**WHAT IS ASKED:** Collect every line in the records below that contains the word "eyebrow".

Stored dataset items:
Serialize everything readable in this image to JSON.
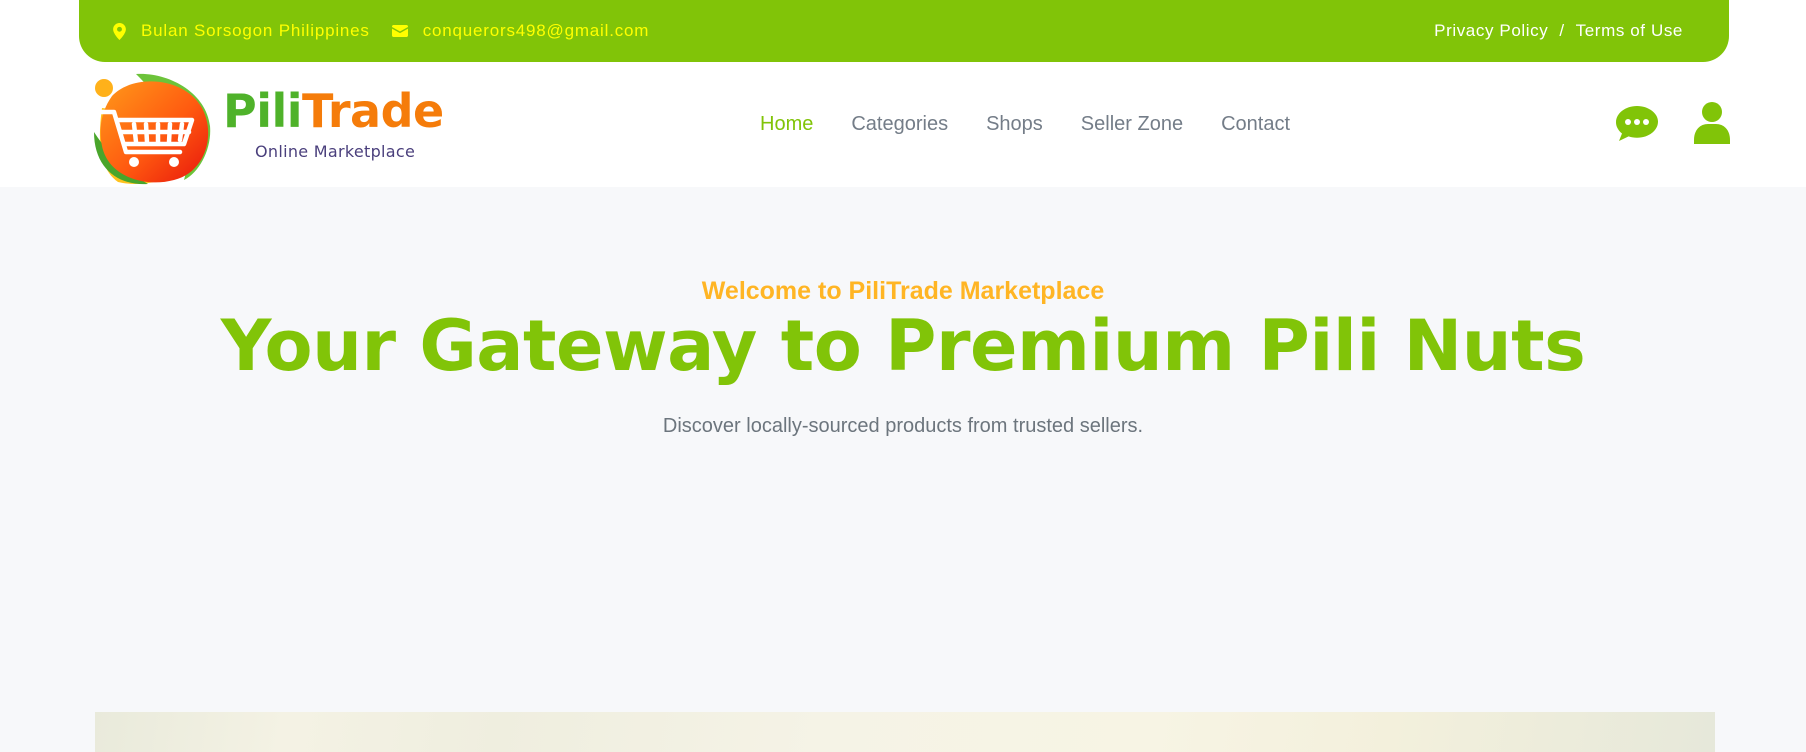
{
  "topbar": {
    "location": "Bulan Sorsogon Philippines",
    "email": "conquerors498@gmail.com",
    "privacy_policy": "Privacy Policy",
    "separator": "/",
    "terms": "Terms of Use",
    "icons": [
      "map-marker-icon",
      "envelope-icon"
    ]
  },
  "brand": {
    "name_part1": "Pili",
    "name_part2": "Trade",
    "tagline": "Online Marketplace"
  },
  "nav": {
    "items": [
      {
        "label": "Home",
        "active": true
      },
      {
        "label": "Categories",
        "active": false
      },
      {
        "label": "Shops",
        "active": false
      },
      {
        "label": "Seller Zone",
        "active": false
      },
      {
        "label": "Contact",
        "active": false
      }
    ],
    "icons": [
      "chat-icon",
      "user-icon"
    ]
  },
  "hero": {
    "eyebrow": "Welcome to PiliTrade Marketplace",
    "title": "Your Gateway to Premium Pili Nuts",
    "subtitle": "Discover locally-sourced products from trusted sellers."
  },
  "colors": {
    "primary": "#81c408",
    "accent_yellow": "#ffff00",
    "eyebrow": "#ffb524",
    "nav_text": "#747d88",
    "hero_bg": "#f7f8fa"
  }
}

**ANSWER IN FULL:**
    "eyebrow": "Welcome to PiliTrade Marketplace",
    "eyebrow": "#ffb524",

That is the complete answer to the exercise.